• **Directions for this task**:
Omitting all pictures, print the lines of the listing from the one containing "Read this page and output its text content." through the final line, both ends included, with no other text.

• **Provided information**:
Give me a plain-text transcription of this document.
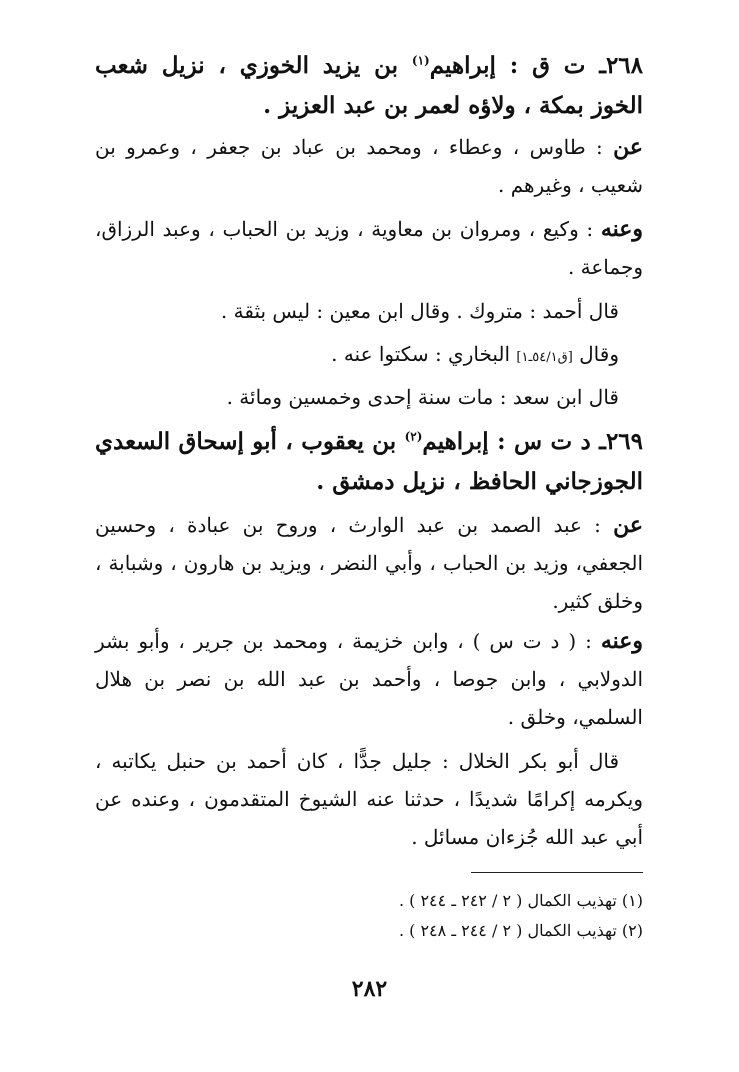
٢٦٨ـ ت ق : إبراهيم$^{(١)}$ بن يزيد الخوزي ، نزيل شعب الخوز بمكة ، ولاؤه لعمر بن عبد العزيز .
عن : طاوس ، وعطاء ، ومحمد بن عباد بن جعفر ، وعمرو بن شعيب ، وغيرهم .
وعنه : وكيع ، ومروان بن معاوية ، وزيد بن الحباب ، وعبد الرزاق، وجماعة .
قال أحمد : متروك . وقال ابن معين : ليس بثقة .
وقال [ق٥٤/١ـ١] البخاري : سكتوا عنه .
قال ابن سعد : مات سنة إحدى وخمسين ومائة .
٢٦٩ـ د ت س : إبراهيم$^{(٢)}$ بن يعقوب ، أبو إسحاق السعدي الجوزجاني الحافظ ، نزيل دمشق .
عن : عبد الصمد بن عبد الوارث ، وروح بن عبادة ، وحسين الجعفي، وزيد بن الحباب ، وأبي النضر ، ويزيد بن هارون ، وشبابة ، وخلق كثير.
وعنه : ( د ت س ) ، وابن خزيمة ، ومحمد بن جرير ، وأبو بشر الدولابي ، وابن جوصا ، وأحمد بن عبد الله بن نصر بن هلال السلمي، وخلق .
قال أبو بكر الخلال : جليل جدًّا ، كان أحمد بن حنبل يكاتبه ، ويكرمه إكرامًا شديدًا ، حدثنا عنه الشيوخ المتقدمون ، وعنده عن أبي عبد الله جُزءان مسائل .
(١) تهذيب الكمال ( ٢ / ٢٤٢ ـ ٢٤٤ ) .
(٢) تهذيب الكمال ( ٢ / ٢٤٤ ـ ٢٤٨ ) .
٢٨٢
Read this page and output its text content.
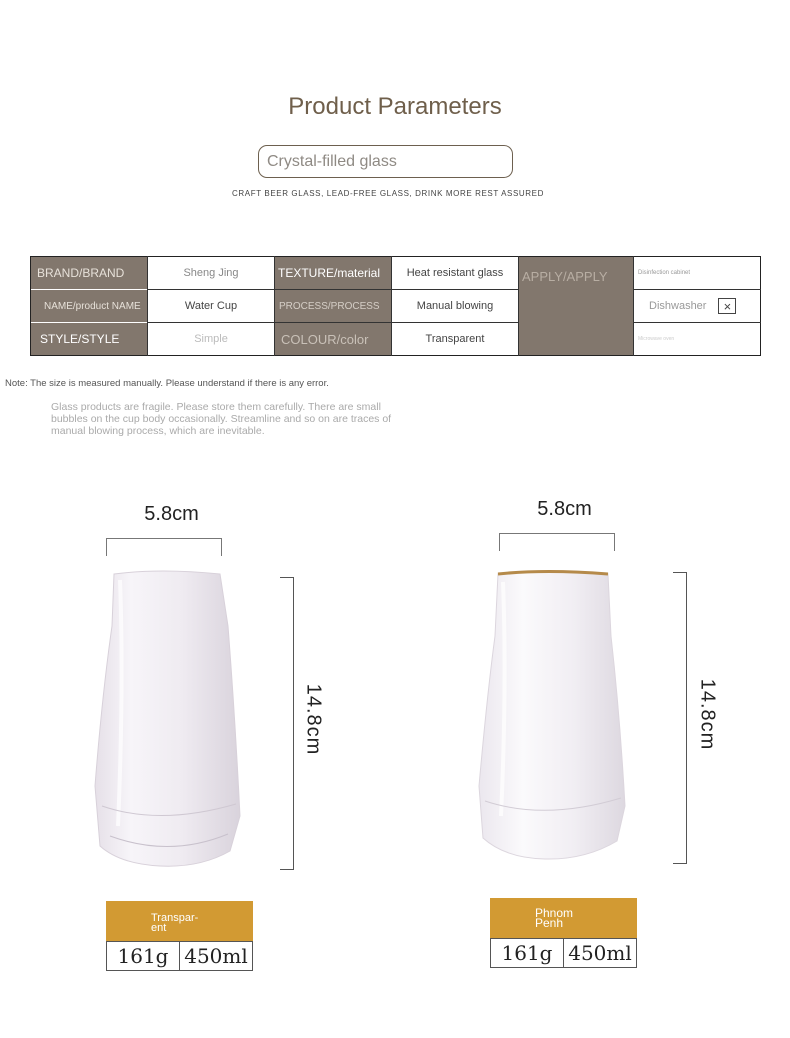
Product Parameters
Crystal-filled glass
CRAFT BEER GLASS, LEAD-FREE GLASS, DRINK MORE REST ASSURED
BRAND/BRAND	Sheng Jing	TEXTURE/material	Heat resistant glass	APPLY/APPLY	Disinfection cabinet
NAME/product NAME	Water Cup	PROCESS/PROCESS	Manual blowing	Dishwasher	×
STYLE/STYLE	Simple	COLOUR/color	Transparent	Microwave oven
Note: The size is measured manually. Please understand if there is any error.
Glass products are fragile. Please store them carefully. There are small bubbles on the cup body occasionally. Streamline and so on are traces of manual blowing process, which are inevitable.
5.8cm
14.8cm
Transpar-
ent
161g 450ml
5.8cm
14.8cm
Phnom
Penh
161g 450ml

• **Finished answer**:
Read this page and output its text content.
Product Parameters
Crystal-filled glass
CRAFT BEER GLASS, LEAD-FREE GLASS, DRINK MORE REST ASSURED
BRAND/BRAND	Sheng Jing	TEXTURE/material	Heat resistant glass	APPLY/APPLY	Disinfection cabinet
NAME/product NAME	Water Cup	PROCESS/PROCESS	Manual blowing	Dishwasher	×
STYLE/STYLE	Simple	COLOUR/color	Transparent	Microwave oven
Note: The size is measured manually. Please understand if there is any error.
Glass products are fragile. Please store them carefully. There are small bubbles on the cup body occasionally. Streamline and so on are traces of manual blowing process, which are inevitable.
5.8cm
14.8cm
Transpar-
ent
161g 450ml
5.8cm
14.8cm
Phnom
Penh
161g 450ml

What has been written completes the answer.